● **What you will do**: Reproduce every line of the entries below word for word, leaving out the pictures.

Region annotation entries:
------------------------------

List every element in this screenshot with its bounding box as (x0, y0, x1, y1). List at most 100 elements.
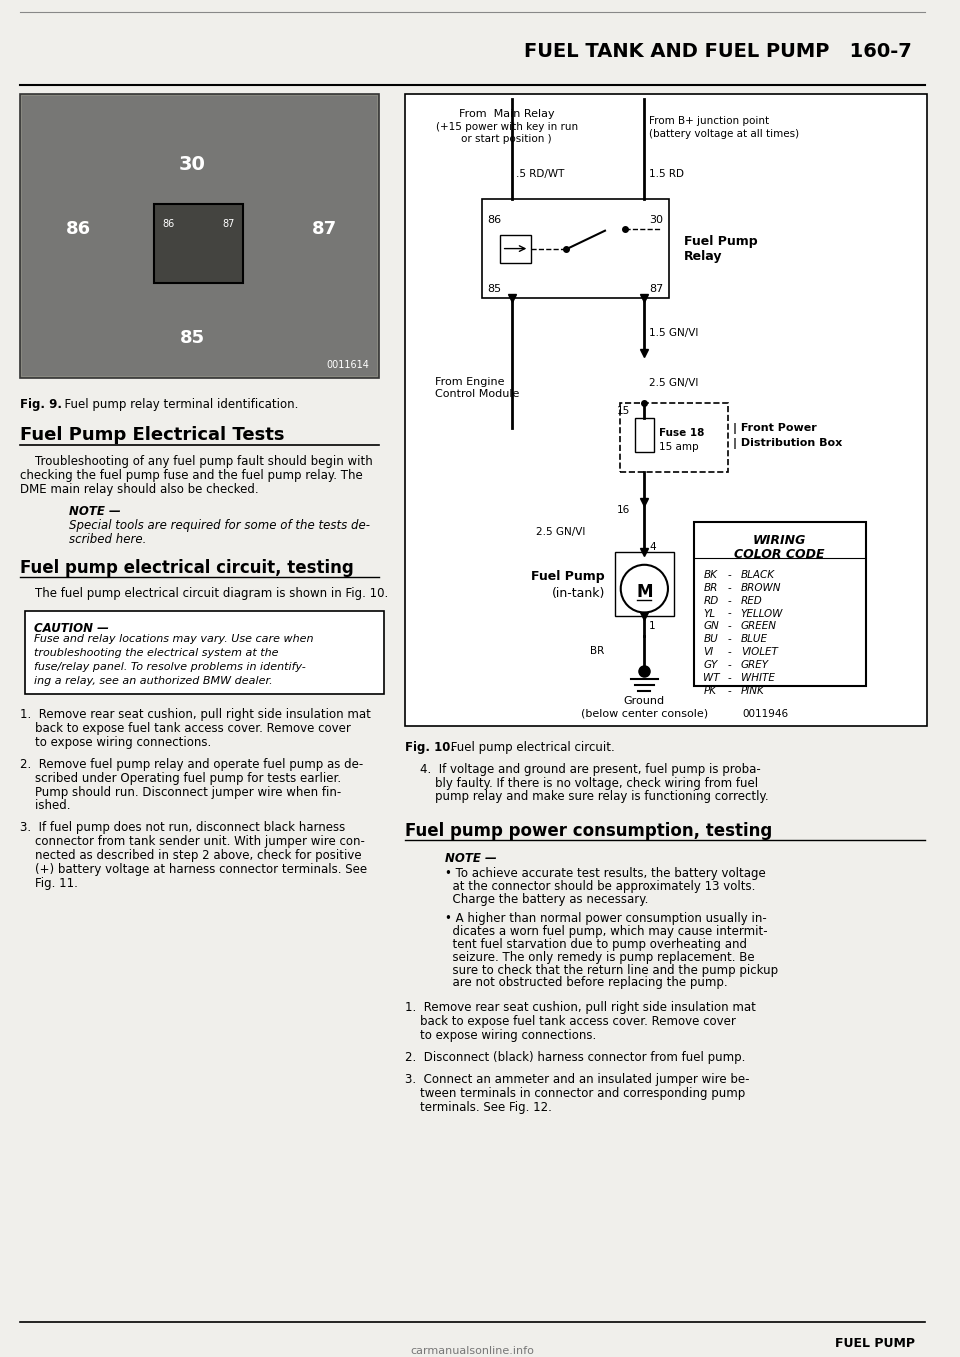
Text: Fig. 9.: Fig. 9. (19, 398, 61, 411)
Text: seizure. The only remedy is pump replacement. Be: seizure. The only remedy is pump replace… (444, 951, 755, 963)
Text: (+) battery voltage at harness connector terminals. See: (+) battery voltage at harness connector… (19, 863, 367, 877)
Text: Fuel Pump
Relay: Fuel Pump Relay (684, 235, 757, 263)
Text: fuse/relay panel. To resolve problems in identify-: fuse/relay panel. To resolve problems in… (35, 662, 306, 672)
Text: NOTE —: NOTE — (69, 505, 121, 518)
Text: BLUE: BLUE (741, 634, 768, 645)
Bar (155, 204, 243, 284)
Text: YELLOW: YELLOW (741, 608, 783, 619)
Text: Fuse 18: Fuse 18 (660, 427, 705, 437)
Text: | Distribution Box: | Distribution Box (732, 437, 842, 449)
Text: GY: GY (704, 661, 718, 670)
Text: WT: WT (704, 673, 720, 683)
Text: 16: 16 (616, 505, 630, 516)
Text: VIOLET: VIOLET (741, 647, 778, 657)
Text: | Front Power: | Front Power (732, 422, 817, 434)
Text: scribed here.: scribed here. (69, 533, 146, 546)
Bar (482, 199, 669, 299)
Text: YL: YL (704, 608, 715, 619)
Text: 15 amp: 15 amp (660, 442, 699, 452)
Text: Ground: Ground (624, 696, 665, 706)
Text: 1.  Remove rear seat cushion, pull right side insulation mat: 1. Remove rear seat cushion, pull right … (405, 1001, 756, 1014)
Text: (below center console): (below center console) (581, 708, 708, 719)
Text: 87: 87 (223, 218, 235, 229)
Bar (620, 403, 728, 472)
Text: NOTE —: NOTE — (444, 852, 496, 866)
Text: sure to check that the return line and the pump pickup: sure to check that the return line and t… (444, 963, 778, 977)
Text: connector from tank sender unit. With jumper wire con-: connector from tank sender unit. With ju… (19, 836, 365, 848)
Text: 86: 86 (66, 220, 91, 237)
Text: 87: 87 (312, 220, 337, 237)
Text: RED: RED (741, 596, 762, 605)
Text: Fuel pump relay terminal identification.: Fuel pump relay terminal identification. (57, 398, 299, 411)
Text: are not obstructed before replacing the pump.: are not obstructed before replacing the … (444, 977, 728, 989)
Text: 85: 85 (487, 285, 501, 294)
Bar (614, 552, 674, 616)
Text: bly faulty. If there is no voltage, check wiring from fuel: bly faulty. If there is no voltage, chec… (420, 776, 758, 790)
Text: (+15 power with key in run: (+15 power with key in run (436, 122, 578, 132)
Text: -: - (728, 661, 732, 670)
Text: GN: GN (704, 622, 719, 631)
Bar (500, 235, 531, 262)
Text: to expose wiring connections.: to expose wiring connections. (19, 735, 211, 749)
Text: 4: 4 (649, 541, 656, 552)
Text: or start position ): or start position ) (462, 134, 552, 144)
Text: 0011946: 0011946 (743, 708, 789, 719)
Text: terminals. See Fig. 12.: terminals. See Fig. 12. (405, 1101, 552, 1114)
Bar (405, 95, 926, 726)
Text: Fuel Pump Electrical Tests: Fuel Pump Electrical Tests (19, 426, 284, 444)
Text: • To achieve accurate test results, the battery voltage: • To achieve accurate test results, the … (444, 867, 765, 881)
Text: 86: 86 (162, 218, 175, 229)
Text: Fuel pump power consumption, testing: Fuel pump power consumption, testing (405, 822, 773, 840)
Text: BU: BU (704, 634, 718, 645)
Text: Fig. 10.: Fig. 10. (405, 741, 455, 753)
Text: BROWN: BROWN (741, 582, 781, 593)
Text: carmanualsonline.info: carmanualsonline.info (410, 1346, 534, 1357)
Bar (19, 95, 379, 377)
Circle shape (621, 565, 668, 612)
Text: BLACK: BLACK (741, 570, 775, 579)
Text: 4.  If voltage and ground are present, fuel pump is proba-: 4. If voltage and ground are present, fu… (420, 763, 761, 776)
Text: 1.5 RD: 1.5 RD (649, 170, 684, 179)
Text: nected as described in step 2 above, check for positive: nected as described in step 2 above, che… (19, 849, 361, 862)
Text: PK: PK (704, 687, 716, 696)
Text: From  Main Relay: From Main Relay (459, 110, 555, 119)
Text: -: - (728, 570, 732, 579)
Text: tween terminals in connector and corresponding pump: tween terminals in connector and corresp… (405, 1087, 746, 1099)
Text: scribed under Operating fuel pump for tests earlier.: scribed under Operating fuel pump for te… (19, 772, 341, 784)
Text: WIRING: WIRING (753, 533, 805, 547)
Text: CAUTION —: CAUTION — (35, 623, 109, 635)
Text: 87: 87 (649, 285, 663, 294)
Text: to expose wiring connections.: to expose wiring connections. (405, 1029, 596, 1042)
Text: • A higher than normal power consumption usually in-: • A higher than normal power consumption… (444, 912, 766, 925)
Text: BR: BR (590, 646, 605, 657)
Text: 1.5 GN/VI: 1.5 GN/VI (649, 328, 699, 338)
Text: ing a relay, see an authorized BMW dealer.: ing a relay, see an authorized BMW deale… (35, 676, 273, 687)
Text: Fuel Pump: Fuel Pump (532, 570, 605, 584)
Text: VI: VI (704, 647, 713, 657)
Text: 30: 30 (179, 155, 205, 174)
Text: COLOR CODE: COLOR CODE (733, 548, 825, 560)
Text: pump relay and make sure relay is functioning correctly.: pump relay and make sure relay is functi… (420, 791, 769, 803)
Text: (in-tank): (in-tank) (552, 588, 605, 600)
Text: 3.  Connect an ammeter and an insulated jumper wire be-: 3. Connect an ammeter and an insulated j… (405, 1073, 750, 1086)
Text: (battery voltage at all times): (battery voltage at all times) (649, 129, 800, 140)
Text: GREEN: GREEN (741, 622, 777, 631)
Text: 86: 86 (487, 214, 501, 225)
Text: GREY: GREY (741, 661, 769, 670)
Text: DME main relay should also be checked.: DME main relay should also be checked. (19, 483, 258, 497)
Text: 30: 30 (649, 214, 663, 225)
Text: Fuse and relay locations may vary. Use care when: Fuse and relay locations may vary. Use c… (35, 634, 314, 645)
Text: -: - (728, 687, 732, 696)
Text: 2.  Remove fuel pump relay and operate fuel pump as de-: 2. Remove fuel pump relay and operate fu… (19, 757, 363, 771)
Text: The fuel pump electrical circuit diagram is shown in Fig. 10.: The fuel pump electrical circuit diagram… (19, 586, 388, 600)
Text: 1: 1 (649, 622, 656, 631)
Bar (22, 96, 376, 376)
Text: 1.  Remove rear seat cushion, pull right side insulation mat: 1. Remove rear seat cushion, pull right … (19, 708, 371, 721)
Text: FUEL TANK AND FUEL PUMP   160-7: FUEL TANK AND FUEL PUMP 160-7 (524, 42, 912, 61)
Text: 2.5 GN/VI: 2.5 GN/VI (536, 527, 586, 537)
Text: FUEL PUMP: FUEL PUMP (835, 1338, 915, 1350)
Text: PINK: PINK (741, 687, 764, 696)
Text: Charge the battery as necessary.: Charge the battery as necessary. (444, 893, 648, 906)
Text: -: - (728, 647, 732, 657)
Text: .5 RD/WT: .5 RD/WT (516, 170, 564, 179)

------------------------------

● **Exercise result**:
List every element in this screenshot with its bounding box as (x0, y0, x1, y1). List at most 100 elements.
Text: Fig. 9.: Fig. 9. (19, 398, 61, 411)
Text: seizure. The only remedy is pump replacement. Be: seizure. The only remedy is pump replace… (444, 951, 755, 963)
Text: (+) battery voltage at harness connector terminals. See: (+) battery voltage at harness connector… (19, 863, 367, 877)
Text: Fuel Pump
Relay: Fuel Pump Relay (684, 235, 757, 263)
Text: fuse/relay panel. To resolve problems in identify-: fuse/relay panel. To resolve problems in… (35, 662, 306, 672)
Text: NOTE —: NOTE — (69, 505, 121, 518)
Text: BLUE: BLUE (741, 634, 768, 645)
Bar (155, 204, 243, 284)
Text: YELLOW: YELLOW (741, 608, 783, 619)
Text: Fuse 18: Fuse 18 (660, 427, 705, 437)
Text: | Distribution Box: | Distribution Box (732, 437, 842, 449)
Text: GY: GY (704, 661, 718, 670)
Text: WT: WT (704, 673, 720, 683)
Text: 16: 16 (616, 505, 630, 516)
Text: VIOLET: VIOLET (741, 647, 778, 657)
Text: | Front Power: | Front Power (732, 422, 817, 434)
Text: scribed here.: scribed here. (69, 533, 146, 546)
Bar (482, 199, 669, 299)
Text: YL: YL (704, 608, 715, 619)
Text: 15 amp: 15 amp (660, 442, 699, 452)
Text: Ground: Ground (624, 696, 665, 706)
Text: 1.  Remove rear seat cushion, pull right side insulation mat: 1. Remove rear seat cushion, pull right … (405, 1001, 756, 1014)
Text: (below center console): (below center console) (581, 708, 708, 719)
Text: 87: 87 (223, 218, 235, 229)
Bar (620, 403, 728, 472)
Text: NOTE —: NOTE — (444, 852, 496, 866)
Text: sure to check that the return line and the pump pickup: sure to check that the return line and t… (444, 963, 778, 977)
Text: connector from tank sender unit. With jumper wire con-: connector from tank sender unit. With ju… (19, 836, 365, 848)
Text: 86: 86 (66, 220, 91, 237)
Text: 87: 87 (312, 220, 337, 237)
Text: RED: RED (741, 596, 762, 605)
Text: Fuel pump relay terminal identification.: Fuel pump relay terminal identification. (57, 398, 299, 411)
Text: are not obstructed before replacing the pump.: are not obstructed before replacing the … (444, 977, 728, 989)
Text: 85: 85 (487, 285, 501, 294)
Bar (614, 552, 674, 616)
Text: bly faulty. If there is no voltage, check wiring from fuel: bly faulty. If there is no voltage, chec… (420, 776, 758, 790)
Text: (+15 power with key in run: (+15 power with key in run (436, 122, 578, 132)
Text: -: - (728, 661, 732, 670)
Text: GN: GN (704, 622, 719, 631)
Bar (500, 235, 531, 262)
Text: to expose wiring connections.: to expose wiring connections. (19, 735, 211, 749)
Text: 4: 4 (649, 541, 656, 552)
Text: or start position ): or start position ) (462, 134, 552, 144)
Text: 0011946: 0011946 (743, 708, 789, 719)
Text: terminals. See Fig. 12.: terminals. See Fig. 12. (405, 1101, 552, 1114)
Bar (405, 95, 926, 726)
Text: Fuel Pump Electrical Tests: Fuel Pump Electrical Tests (19, 426, 284, 444)
Text: • To achieve accurate test results, the battery voltage: • To achieve accurate test results, the … (444, 867, 765, 881)
Text: 86: 86 (162, 218, 175, 229)
Text: Fuel pump power consumption, testing: Fuel pump power consumption, testing (405, 822, 773, 840)
Text: BU: BU (704, 634, 718, 645)
Text: Fig. 10.: Fig. 10. (405, 741, 455, 753)
Text: BROWN: BROWN (741, 582, 781, 593)
Text: carmanualsonline.info: carmanualsonline.info (410, 1346, 534, 1357)
Bar (19, 95, 379, 377)
Circle shape (621, 565, 668, 612)
Text: BLACK: BLACK (741, 570, 775, 579)
Text: 4.  If voltage and ground are present, fuel pump is proba-: 4. If voltage and ground are present, fu… (420, 763, 761, 776)
Text: 1.5 RD: 1.5 RD (649, 170, 684, 179)
Text: nected as described in step 2 above, check for positive: nected as described in step 2 above, che… (19, 849, 361, 862)
Text: PK: PK (704, 687, 716, 696)
Text: From  Main Relay: From Main Relay (459, 110, 555, 119)
Text: -: - (728, 570, 732, 579)
Text: tween terminals in connector and corresponding pump: tween terminals in connector and corresp… (405, 1087, 746, 1099)
Text: scribed under Operating fuel pump for tests earlier.: scribed under Operating fuel pump for te… (19, 772, 341, 784)
Text: WIRING: WIRING (753, 533, 805, 547)
Text: CAUTION —: CAUTION — (35, 623, 109, 635)
Text: 87: 87 (649, 285, 663, 294)
Text: to expose wiring connections.: to expose wiring connections. (405, 1029, 596, 1042)
Text: • A higher than normal power consumption usually in-: • A higher than normal power consumption… (444, 912, 766, 925)
Text: BR: BR (590, 646, 605, 657)
Text: 1.5 GN/VI: 1.5 GN/VI (649, 328, 699, 338)
Text: ing a relay, see an authorized BMW dealer.: ing a relay, see an authorized BMW deale… (35, 676, 273, 687)
Text: Fuel Pump: Fuel Pump (532, 570, 605, 584)
Text: VI: VI (704, 647, 713, 657)
Text: 30: 30 (179, 155, 205, 174)
Text: COLOR CODE: COLOR CODE (733, 548, 825, 560)
Text: pump relay and make sure relay is functioning correctly.: pump relay and make sure relay is functi… (420, 791, 769, 803)
Text: (in-tank): (in-tank) (552, 588, 605, 600)
Text: 3.  Connect an ammeter and an insulated jumper wire be-: 3. Connect an ammeter and an insulated j… (405, 1073, 750, 1086)
Text: (battery voltage at all times): (battery voltage at all times) (649, 129, 800, 140)
Text: GREEN: GREEN (741, 622, 777, 631)
Text: 86: 86 (487, 214, 501, 225)
Text: GREY: GREY (741, 661, 769, 670)
Text: DME main relay should also be checked.: DME main relay should also be checked. (19, 483, 258, 497)
Text: 30: 30 (649, 214, 663, 225)
Text: Fuse and relay locations may vary. Use care when: Fuse and relay locations may vary. Use c… (35, 634, 314, 645)
Text: -: - (728, 687, 732, 696)
Text: 2.  Remove fuel pump relay and operate fuel pump as de-: 2. Remove fuel pump relay and operate fu… (19, 757, 363, 771)
Text: The fuel pump electrical circuit diagram is shown in Fig. 10.: The fuel pump electrical circuit diagram… (19, 586, 388, 600)
Text: 1: 1 (649, 622, 656, 631)
Bar (22, 96, 376, 376)
Text: 1.  Remove rear seat cushion, pull right side insulation mat: 1. Remove rear seat cushion, pull right … (19, 708, 371, 721)
Text: FUEL TANK AND FUEL PUMP   160-7: FUEL TANK AND FUEL PUMP 160-7 (524, 42, 912, 61)
Text: 2.5 GN/VI: 2.5 GN/VI (536, 527, 586, 537)
Text: FUEL PUMP: FUEL PUMP (835, 1338, 915, 1350)
Text: PINK: PINK (741, 687, 764, 696)
Text: Charge the battery as necessary.: Charge the battery as necessary. (444, 893, 648, 906)
Text: -: - (728, 647, 732, 657)
Text: .5 RD/WT: .5 RD/WT (516, 170, 564, 179)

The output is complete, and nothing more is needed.